++++ Raw data

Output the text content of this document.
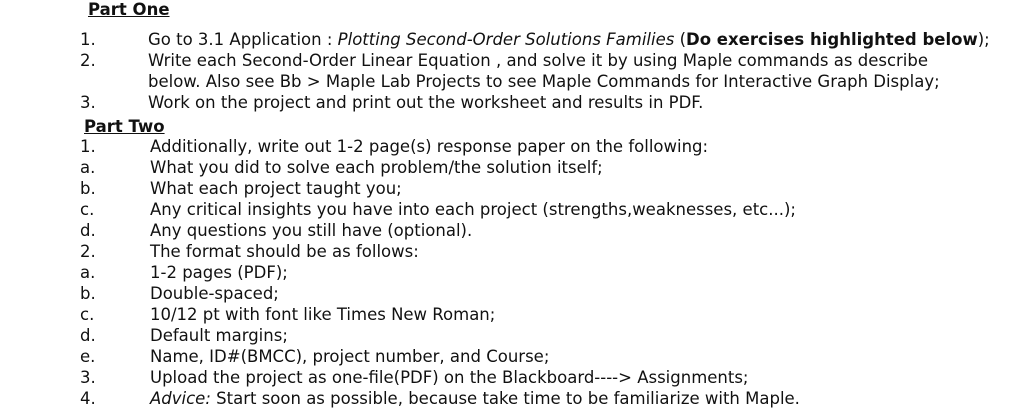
Part One
1.	Go to 3.1 Application : Plotting Second-Order Solutions Families (Do exercises highlighted below);
2.	Write each Second-Order Linear Equation , and solve it by using Maple commands as describe
below. Also see Bb > Maple Lab Projects to see Maple Commands for Interactive Graph Display;
3.	Work on the project and print out the worksheet and results in PDF.
Part Two
1.	Additionally, write out 1-2 page(s) response paper on the following:
a.	What you did to solve each problem/the solution itself;
b.	What each project taught you;
c.	Any critical insights you have into each project (strengths,weaknesses, etc...);
d.	Any questions you still have (optional).
2.	The format should be as follows:
a.	1-2 pages (PDF);
b.	Double-spaced;
c.	10/12 pt with font like Times New Roman;
d.	Default margins;
e.	Name, ID#(BMCC), project number, and Course;
3.	Upload the project as one-file(PDF) on the Blackboard----> Assignments;
4.	Advice: Start soon as possible, because take time to be familiarize with Maple.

++++++++

What the exercise asks :: Make an exact copy of the data above, pictures excluded.

Task answer ::
Output the text content of this document.
Part One
1.	Go to 3.1 Application : Plotting Second-Order Solutions Families (Do exercises highlighted below);
2.	Write each Second-Order Linear Equation , and solve it by using Maple commands as describe
below. Also see Bb > Maple Lab Projects to see Maple Commands for Interactive Graph Display;
3.	Work on the project and print out the worksheet and results in PDF.
Part Two
1.	Additionally, write out 1-2 page(s) response paper on the following:
a.	What you did to solve each problem/the solution itself;
b.	What each project taught you;
c.	Any critical insights you have into each project (strengths,weaknesses, etc...);
d.	Any questions you still have (optional).
2.	The format should be as follows:
a.	1-2 pages (PDF);
b.	Double-spaced;
c.	10/12 pt with font like Times New Roman;
d.	Default margins;
e.	Name, ID#(BMCC), project number, and Course;
3.	Upload the project as one-file(PDF) on the Blackboard----> Assignments;
4.	Advice: Start soon as possible, because take time to be familiarize with Maple.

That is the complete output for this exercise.